» **Prompt**
Copy out every line in which the string "name" occurs.

» **Source records**
—————

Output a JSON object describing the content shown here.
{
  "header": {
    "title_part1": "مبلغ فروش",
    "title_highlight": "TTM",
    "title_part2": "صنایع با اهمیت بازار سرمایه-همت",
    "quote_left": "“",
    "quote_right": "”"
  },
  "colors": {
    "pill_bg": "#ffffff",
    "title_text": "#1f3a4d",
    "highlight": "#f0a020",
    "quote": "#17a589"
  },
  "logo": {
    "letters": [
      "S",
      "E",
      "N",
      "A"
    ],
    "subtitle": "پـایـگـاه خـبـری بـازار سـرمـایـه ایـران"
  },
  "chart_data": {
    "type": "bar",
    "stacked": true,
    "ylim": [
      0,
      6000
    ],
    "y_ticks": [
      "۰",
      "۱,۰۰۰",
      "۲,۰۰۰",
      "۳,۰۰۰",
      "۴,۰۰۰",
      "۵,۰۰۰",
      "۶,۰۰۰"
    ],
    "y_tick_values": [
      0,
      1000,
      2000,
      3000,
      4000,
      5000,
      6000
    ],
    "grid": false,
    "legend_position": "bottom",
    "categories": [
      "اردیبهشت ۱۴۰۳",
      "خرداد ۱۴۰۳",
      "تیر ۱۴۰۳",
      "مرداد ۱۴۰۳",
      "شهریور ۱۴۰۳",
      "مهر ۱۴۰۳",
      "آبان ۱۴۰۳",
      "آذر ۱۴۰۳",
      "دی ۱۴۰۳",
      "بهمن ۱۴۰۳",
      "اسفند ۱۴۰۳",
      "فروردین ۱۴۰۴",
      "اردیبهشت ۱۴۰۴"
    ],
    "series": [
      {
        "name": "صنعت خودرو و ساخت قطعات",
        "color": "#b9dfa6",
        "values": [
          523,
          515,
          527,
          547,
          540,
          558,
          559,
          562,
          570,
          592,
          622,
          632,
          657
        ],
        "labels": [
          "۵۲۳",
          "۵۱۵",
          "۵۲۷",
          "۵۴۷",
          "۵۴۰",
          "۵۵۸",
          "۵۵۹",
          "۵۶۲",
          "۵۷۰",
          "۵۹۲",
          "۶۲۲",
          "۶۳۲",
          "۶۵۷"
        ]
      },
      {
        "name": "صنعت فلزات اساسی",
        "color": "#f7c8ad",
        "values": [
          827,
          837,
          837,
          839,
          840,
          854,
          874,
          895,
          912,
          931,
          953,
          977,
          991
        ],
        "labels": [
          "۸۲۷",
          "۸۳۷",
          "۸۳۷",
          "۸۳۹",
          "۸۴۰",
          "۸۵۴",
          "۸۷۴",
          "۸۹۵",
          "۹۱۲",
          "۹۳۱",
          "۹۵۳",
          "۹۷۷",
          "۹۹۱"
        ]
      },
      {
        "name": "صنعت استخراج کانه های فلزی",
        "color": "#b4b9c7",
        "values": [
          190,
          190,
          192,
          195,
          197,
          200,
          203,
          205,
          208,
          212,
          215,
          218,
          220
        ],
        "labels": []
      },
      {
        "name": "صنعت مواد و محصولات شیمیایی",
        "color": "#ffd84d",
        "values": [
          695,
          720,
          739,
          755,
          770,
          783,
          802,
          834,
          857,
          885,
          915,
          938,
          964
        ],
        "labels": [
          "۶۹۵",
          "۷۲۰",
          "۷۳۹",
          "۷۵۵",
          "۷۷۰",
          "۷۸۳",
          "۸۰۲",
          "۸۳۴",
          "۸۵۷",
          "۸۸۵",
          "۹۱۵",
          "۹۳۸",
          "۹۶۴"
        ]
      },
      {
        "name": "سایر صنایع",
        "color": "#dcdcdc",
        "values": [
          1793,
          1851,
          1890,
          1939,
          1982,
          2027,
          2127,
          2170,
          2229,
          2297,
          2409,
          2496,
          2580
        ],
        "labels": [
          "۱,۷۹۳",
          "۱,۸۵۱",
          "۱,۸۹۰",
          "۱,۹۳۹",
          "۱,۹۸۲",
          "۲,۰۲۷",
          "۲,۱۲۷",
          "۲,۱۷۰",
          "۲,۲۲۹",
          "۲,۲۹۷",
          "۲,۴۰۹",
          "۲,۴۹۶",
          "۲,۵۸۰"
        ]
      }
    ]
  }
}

—————

» **Result of this exercise**
        "name": "صنعت خودرو و ساخت قطعات",
        "name": "صنعت فلزات اساسی",
        "name": "صنعت استخراج کانه های فلزی",
        "name": "صنعت مواد و محصولات شیمیایی",
        "name": "سایر صنایع",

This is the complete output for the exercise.